[start]

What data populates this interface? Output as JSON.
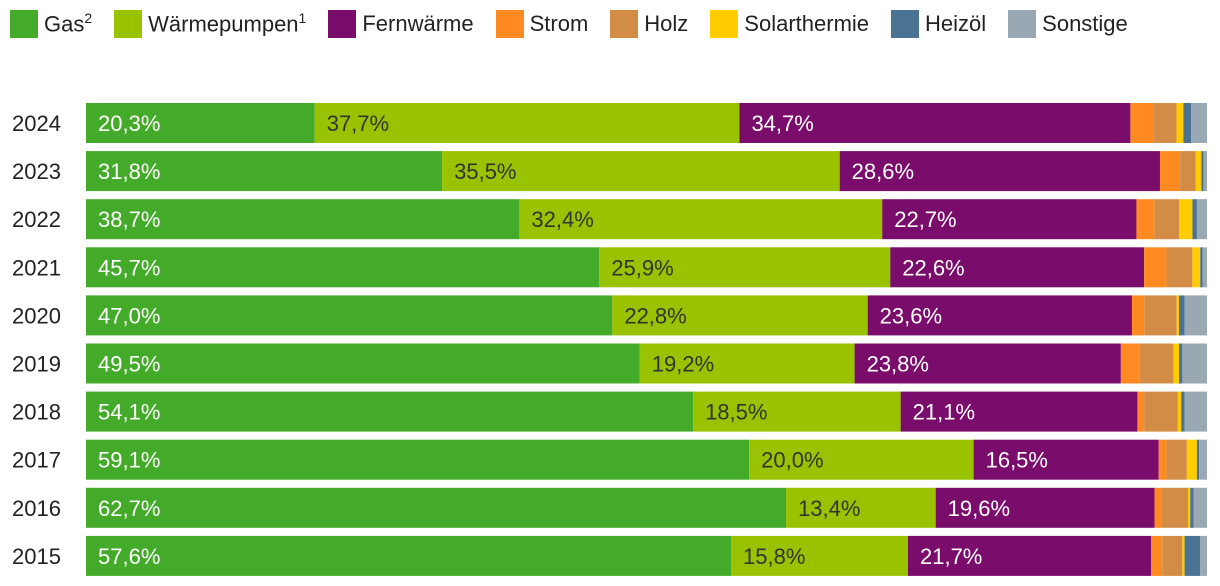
{
  "chart_data": {
    "type": "bar",
    "orientation": "horizontal",
    "stacked": true,
    "percent_stacked": true,
    "legend_position": "top",
    "categories": [
      "2024",
      "2023",
      "2022",
      "2021",
      "2020",
      "2019",
      "2018",
      "2017",
      "2016",
      "2015"
    ],
    "series": [
      {
        "name": "Gas",
        "sup": "2",
        "color": "#44aa2a",
        "values": [
          20.3,
          31.8,
          38.7,
          45.7,
          47.0,
          49.5,
          54.1,
          59.1,
          62.7,
          57.6
        ],
        "labels": [
          "20,3%",
          "31,8%",
          "38,7%",
          "45,7%",
          "47,0%",
          "49,5%",
          "54,1%",
          "59,1%",
          "62,7%",
          "57,6%"
        ],
        "label_color": "#ffffff"
      },
      {
        "name": "Wärmepumpen",
        "sup": "1",
        "color": "#99c200",
        "values": [
          37.7,
          35.5,
          32.4,
          25.9,
          22.8,
          19.2,
          18.5,
          20.0,
          13.4,
          15.8
        ],
        "labels": [
          "37,7%",
          "35,5%",
          "32,4%",
          "25,9%",
          "22,8%",
          "19,2%",
          "18,5%",
          "20,0%",
          "13,4%",
          "15,8%"
        ],
        "label_color": "#333333"
      },
      {
        "name": "Fernwärme",
        "sup": "",
        "color": "#7a0c6b",
        "values": [
          34.7,
          28.6,
          22.7,
          22.6,
          23.6,
          23.8,
          21.1,
          16.5,
          19.6,
          21.7
        ],
        "labels": [
          "34,7%",
          "28,6%",
          "22,7%",
          "22,6%",
          "23,6%",
          "23,8%",
          "21,1%",
          "16,5%",
          "19,6%",
          "21,7%"
        ],
        "label_color": "#ffffff"
      },
      {
        "name": "Strom",
        "sup": "",
        "color": "#ff8a21",
        "values": [
          2.1,
          1.8,
          1.6,
          2.0,
          1.1,
          1.7,
          0.6,
          0.7,
          0.6,
          1.0
        ],
        "labels": [],
        "label_color": "#ffffff"
      },
      {
        "name": "Holz",
        "sup": "",
        "color": "#d38c45",
        "values": [
          2.0,
          1.4,
          2.2,
          2.3,
          2.9,
          3.0,
          3.0,
          1.8,
          2.4,
          1.8
        ],
        "labels": [],
        "label_color": "#ffffff"
      },
      {
        "name": "Solarthermie",
        "sup": "",
        "color": "#ffcc00",
        "values": [
          0.6,
          0.5,
          1.2,
          0.7,
          0.2,
          0.5,
          0.3,
          0.9,
          0.2,
          0.2
        ],
        "labels": [],
        "label_color": "#333333"
      },
      {
        "name": "Heizöl",
        "sup": "",
        "color": "#4a7293",
        "values": [
          0.7,
          0.2,
          0.4,
          0.2,
          0.5,
          0.3,
          0.3,
          0.2,
          0.3,
          1.4
        ],
        "labels": [],
        "label_color": "#ffffff"
      },
      {
        "name": "Sonstige",
        "sup": "",
        "color": "#9aa8b3",
        "values": [
          1.4,
          0.3,
          0.9,
          0.4,
          2.0,
          2.2,
          2.0,
          0.7,
          1.2,
          0.6
        ],
        "labels": [],
        "label_color": "#333333"
      }
    ]
  }
}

[end]

- _Stated goal_: Identify the lines above that contain the word "name", then copy them.

- _Correct result_:
        "name": "Gas",
        "name": "Wärmepumpen",
        "name": "Fernwärme",
        "name": "Strom",
        "name": "Holz",
        "name": "Solarthermie",
        "name": "Heizöl",
        "name": "Sonstige",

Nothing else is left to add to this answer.